[Dataset items]
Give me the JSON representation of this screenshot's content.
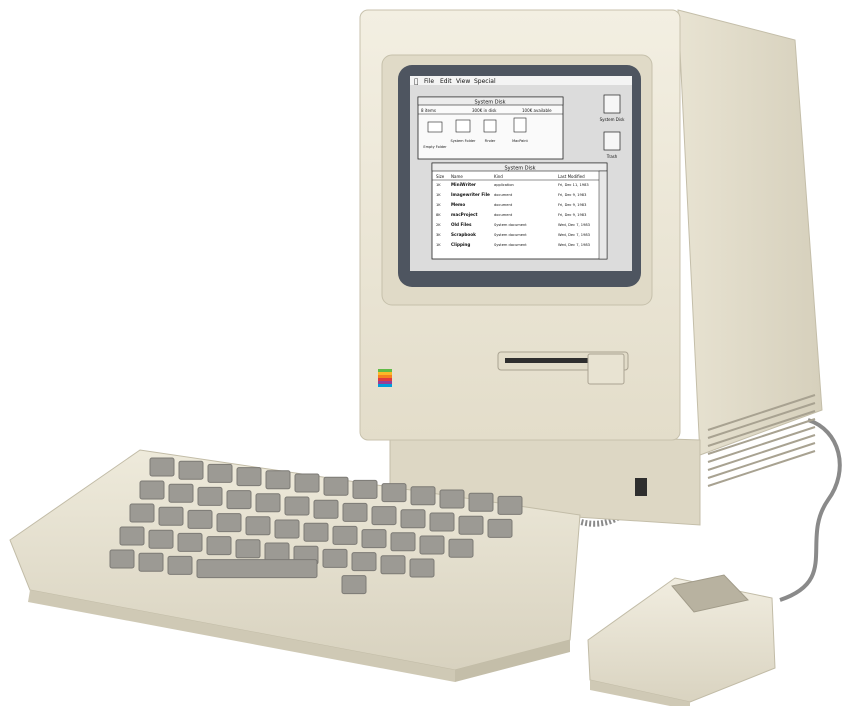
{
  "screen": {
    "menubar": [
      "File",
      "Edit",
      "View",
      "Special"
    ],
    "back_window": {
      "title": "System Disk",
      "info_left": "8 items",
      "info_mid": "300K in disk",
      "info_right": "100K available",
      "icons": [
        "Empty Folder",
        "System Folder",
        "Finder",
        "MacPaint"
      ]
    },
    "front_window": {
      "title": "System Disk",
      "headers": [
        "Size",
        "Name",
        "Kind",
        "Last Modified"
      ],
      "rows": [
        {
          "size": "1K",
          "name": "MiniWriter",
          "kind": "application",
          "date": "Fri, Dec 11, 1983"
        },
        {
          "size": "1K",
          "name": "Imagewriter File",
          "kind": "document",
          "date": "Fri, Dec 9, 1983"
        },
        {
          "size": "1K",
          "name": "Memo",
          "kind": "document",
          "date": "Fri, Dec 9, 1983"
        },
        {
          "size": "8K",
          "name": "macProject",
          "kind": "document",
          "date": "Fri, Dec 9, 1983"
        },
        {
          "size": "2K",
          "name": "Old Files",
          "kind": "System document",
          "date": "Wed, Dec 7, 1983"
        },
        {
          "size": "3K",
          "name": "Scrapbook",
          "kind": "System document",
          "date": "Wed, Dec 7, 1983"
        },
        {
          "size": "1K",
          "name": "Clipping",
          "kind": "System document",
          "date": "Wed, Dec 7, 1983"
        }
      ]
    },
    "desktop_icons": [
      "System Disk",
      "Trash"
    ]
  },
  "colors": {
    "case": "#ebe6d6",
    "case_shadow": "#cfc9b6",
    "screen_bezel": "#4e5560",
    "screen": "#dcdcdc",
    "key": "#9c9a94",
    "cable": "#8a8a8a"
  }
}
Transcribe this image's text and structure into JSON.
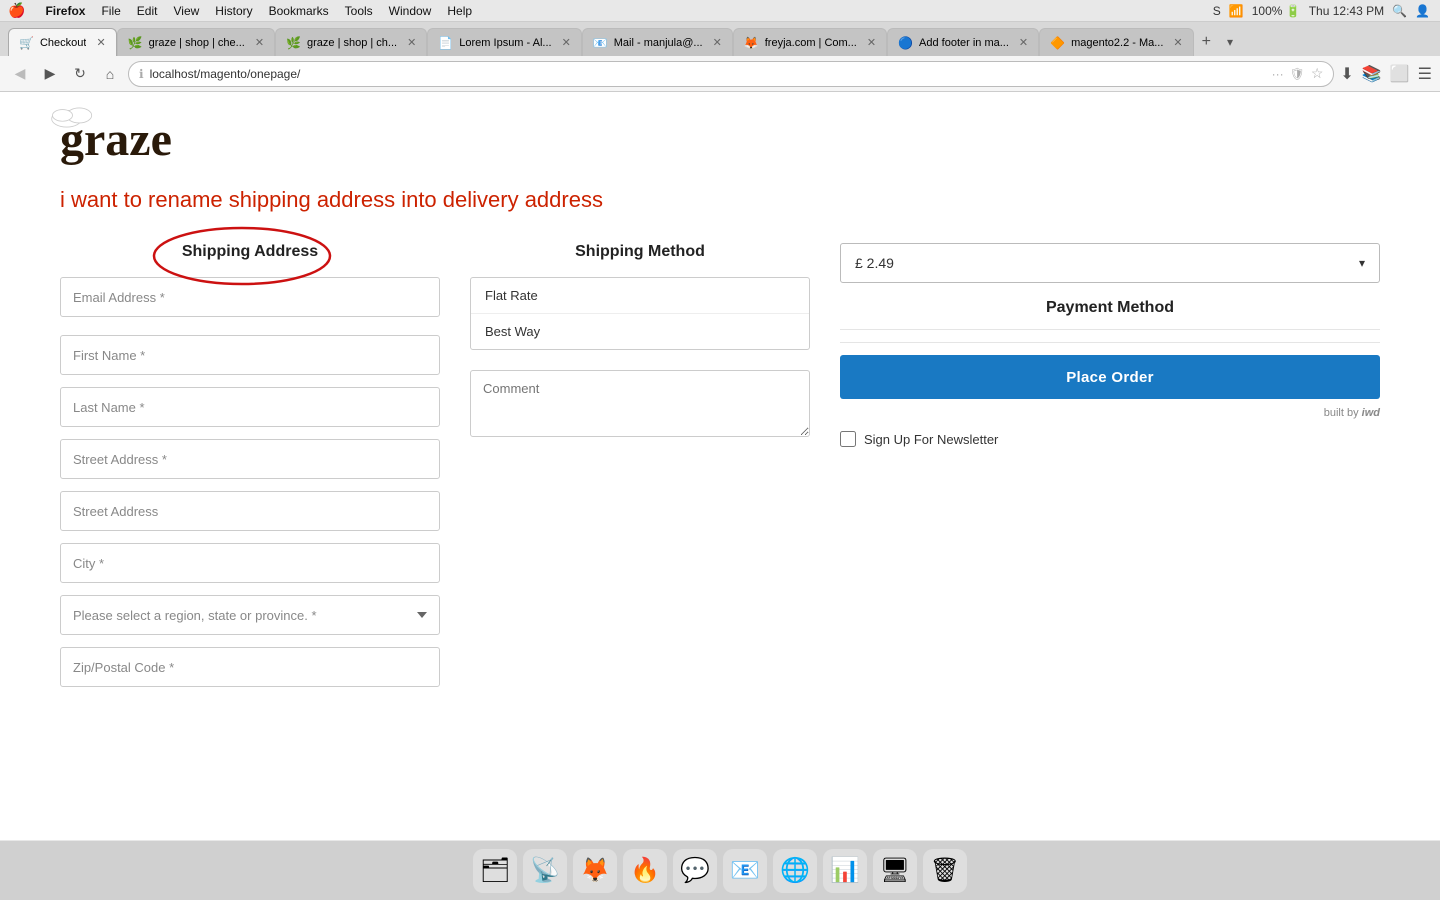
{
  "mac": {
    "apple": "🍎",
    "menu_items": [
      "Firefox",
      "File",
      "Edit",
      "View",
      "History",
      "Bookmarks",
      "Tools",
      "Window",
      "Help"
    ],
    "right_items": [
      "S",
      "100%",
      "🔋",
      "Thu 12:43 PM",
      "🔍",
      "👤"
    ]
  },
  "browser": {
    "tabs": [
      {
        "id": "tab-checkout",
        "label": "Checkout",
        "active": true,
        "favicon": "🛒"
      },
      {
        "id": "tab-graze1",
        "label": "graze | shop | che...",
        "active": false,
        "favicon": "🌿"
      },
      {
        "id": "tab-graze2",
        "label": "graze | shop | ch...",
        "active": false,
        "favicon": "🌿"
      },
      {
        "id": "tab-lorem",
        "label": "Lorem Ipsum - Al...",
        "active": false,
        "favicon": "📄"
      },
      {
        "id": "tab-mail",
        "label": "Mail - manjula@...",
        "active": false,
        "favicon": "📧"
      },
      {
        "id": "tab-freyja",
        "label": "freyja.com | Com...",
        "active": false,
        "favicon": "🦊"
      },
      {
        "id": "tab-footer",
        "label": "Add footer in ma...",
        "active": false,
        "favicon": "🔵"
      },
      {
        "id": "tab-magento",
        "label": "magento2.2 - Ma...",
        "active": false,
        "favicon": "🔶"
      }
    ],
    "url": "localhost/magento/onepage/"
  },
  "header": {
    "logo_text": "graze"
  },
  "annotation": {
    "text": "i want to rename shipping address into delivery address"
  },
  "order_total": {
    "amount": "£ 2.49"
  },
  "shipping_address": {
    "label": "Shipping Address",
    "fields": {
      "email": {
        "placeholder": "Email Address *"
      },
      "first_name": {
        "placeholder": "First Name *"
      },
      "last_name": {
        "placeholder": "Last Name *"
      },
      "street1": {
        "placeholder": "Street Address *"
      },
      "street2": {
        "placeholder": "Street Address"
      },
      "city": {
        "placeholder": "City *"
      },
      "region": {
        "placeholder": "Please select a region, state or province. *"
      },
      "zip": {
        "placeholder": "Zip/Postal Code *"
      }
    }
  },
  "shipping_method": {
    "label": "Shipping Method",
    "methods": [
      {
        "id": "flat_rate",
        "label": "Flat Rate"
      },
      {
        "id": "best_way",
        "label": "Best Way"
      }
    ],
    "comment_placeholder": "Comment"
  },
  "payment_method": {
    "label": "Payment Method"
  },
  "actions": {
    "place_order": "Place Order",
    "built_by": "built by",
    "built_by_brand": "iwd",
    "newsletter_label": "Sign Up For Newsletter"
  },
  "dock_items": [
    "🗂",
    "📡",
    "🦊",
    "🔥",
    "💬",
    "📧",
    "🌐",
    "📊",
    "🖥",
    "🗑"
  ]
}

==

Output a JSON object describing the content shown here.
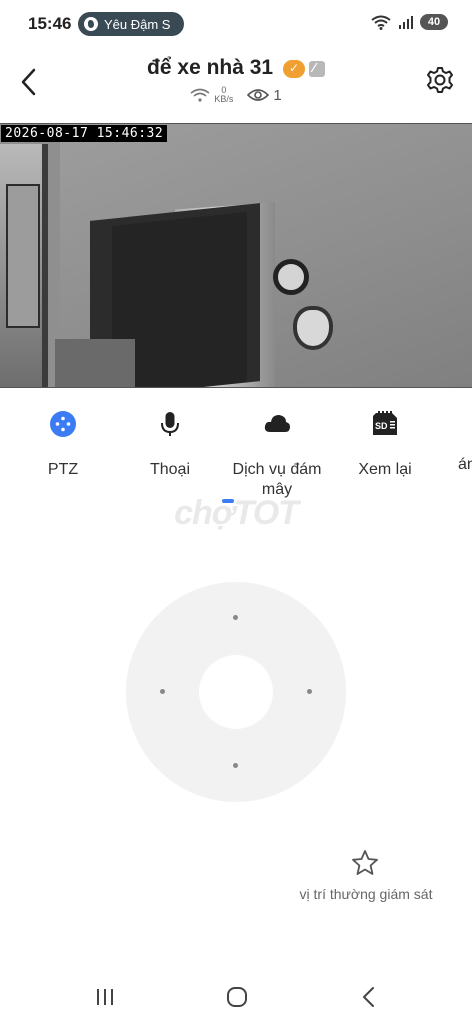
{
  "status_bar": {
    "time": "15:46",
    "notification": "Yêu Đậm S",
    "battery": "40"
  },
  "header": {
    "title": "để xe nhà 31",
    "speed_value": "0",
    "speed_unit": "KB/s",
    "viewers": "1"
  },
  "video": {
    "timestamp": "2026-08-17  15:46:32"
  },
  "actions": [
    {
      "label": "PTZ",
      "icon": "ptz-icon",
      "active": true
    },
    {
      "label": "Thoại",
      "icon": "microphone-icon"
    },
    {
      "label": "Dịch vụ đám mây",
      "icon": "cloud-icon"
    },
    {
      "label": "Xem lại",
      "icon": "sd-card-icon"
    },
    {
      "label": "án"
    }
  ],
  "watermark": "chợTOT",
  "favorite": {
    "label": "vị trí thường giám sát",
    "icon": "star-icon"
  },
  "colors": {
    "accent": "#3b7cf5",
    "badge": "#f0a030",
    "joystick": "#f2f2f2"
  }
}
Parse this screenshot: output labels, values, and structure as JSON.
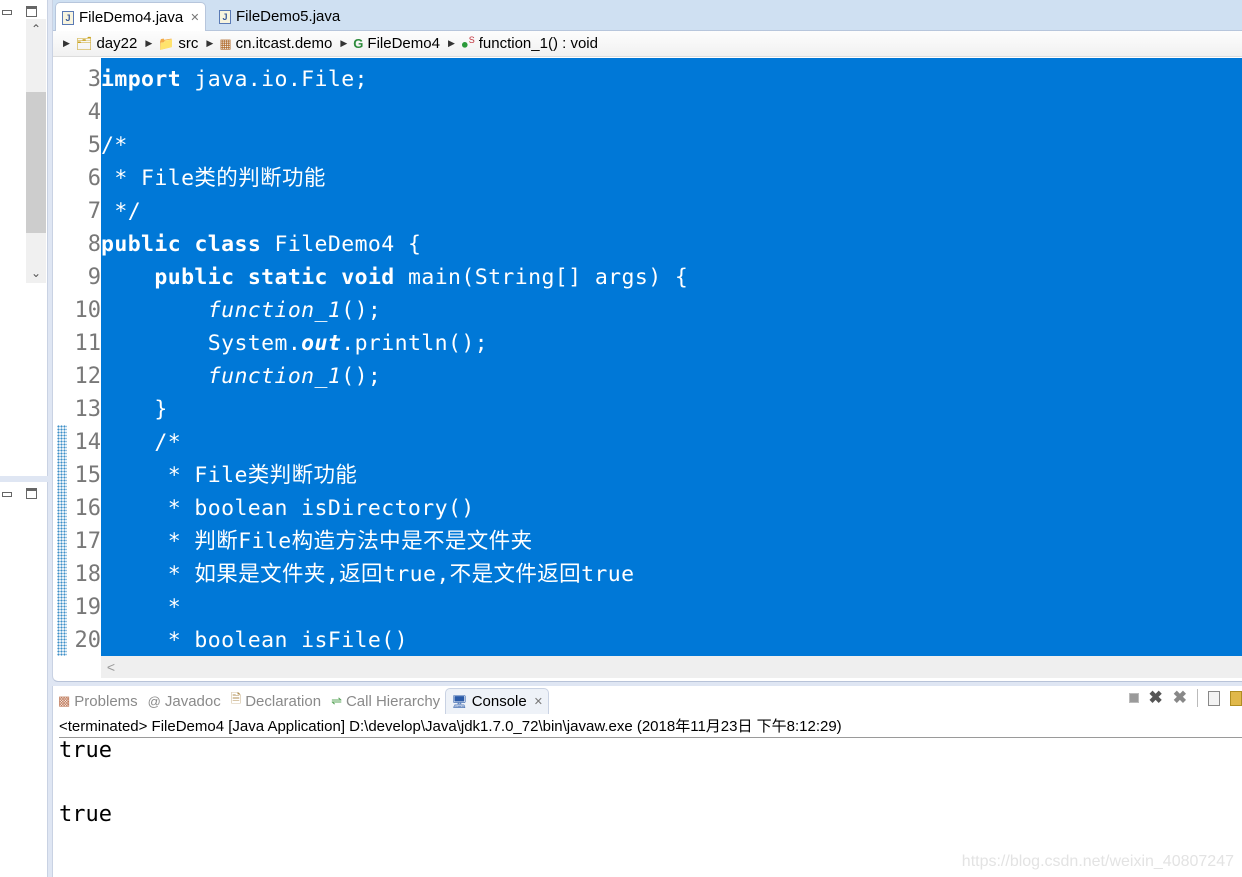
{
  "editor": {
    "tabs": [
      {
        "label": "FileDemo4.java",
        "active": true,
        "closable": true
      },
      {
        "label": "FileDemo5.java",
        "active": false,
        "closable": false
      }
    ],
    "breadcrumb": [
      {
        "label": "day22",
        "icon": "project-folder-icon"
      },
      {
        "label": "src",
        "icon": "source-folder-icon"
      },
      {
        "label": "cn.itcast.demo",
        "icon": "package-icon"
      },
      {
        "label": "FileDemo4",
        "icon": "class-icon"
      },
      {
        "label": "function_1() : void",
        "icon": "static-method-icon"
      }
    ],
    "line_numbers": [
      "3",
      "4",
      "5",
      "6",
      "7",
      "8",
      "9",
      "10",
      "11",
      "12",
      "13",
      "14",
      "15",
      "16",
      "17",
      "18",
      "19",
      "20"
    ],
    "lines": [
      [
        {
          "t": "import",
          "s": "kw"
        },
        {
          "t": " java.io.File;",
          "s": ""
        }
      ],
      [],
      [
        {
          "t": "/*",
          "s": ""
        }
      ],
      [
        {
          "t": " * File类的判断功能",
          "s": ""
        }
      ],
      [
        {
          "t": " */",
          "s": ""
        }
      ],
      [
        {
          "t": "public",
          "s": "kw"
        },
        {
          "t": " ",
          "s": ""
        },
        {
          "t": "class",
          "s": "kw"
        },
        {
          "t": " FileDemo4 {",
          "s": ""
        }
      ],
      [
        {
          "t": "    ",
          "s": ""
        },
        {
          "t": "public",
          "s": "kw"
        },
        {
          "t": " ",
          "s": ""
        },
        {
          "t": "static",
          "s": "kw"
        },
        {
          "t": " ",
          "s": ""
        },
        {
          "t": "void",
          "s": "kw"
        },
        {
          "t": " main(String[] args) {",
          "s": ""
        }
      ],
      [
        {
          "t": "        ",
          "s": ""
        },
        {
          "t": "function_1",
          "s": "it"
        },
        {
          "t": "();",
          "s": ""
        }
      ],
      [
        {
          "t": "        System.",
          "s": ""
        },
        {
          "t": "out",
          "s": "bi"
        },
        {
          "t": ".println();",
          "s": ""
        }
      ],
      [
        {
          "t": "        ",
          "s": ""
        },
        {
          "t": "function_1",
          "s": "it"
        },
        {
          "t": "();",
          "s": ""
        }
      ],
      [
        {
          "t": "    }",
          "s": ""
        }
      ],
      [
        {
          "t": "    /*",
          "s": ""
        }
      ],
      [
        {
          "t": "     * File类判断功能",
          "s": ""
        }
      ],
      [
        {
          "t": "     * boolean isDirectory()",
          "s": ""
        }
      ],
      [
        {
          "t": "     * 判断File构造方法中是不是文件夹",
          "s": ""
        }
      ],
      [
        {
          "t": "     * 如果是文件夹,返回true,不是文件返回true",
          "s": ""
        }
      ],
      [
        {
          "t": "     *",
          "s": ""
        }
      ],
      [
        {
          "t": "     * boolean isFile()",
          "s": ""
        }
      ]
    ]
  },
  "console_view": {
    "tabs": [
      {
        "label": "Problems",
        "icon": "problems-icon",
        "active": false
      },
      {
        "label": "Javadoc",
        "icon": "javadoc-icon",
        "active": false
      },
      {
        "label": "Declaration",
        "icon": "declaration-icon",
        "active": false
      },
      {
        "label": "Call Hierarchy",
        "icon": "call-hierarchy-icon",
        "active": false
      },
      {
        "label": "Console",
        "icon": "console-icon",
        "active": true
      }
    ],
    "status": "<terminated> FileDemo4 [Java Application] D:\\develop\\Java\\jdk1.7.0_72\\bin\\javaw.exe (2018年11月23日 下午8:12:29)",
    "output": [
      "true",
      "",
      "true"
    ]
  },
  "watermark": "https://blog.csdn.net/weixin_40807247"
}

→ **Task description**:
Check each line of the records for the word "JSON" and extract those that contain it.

→ **Answer to the task**:
Give me the JSON representation of this screenshot's content.
Transcribe this image's text and structure into JSON.
Output a JSON object describing the content shown here.
Parse this screenshot: output labels, values, and structure as JSON.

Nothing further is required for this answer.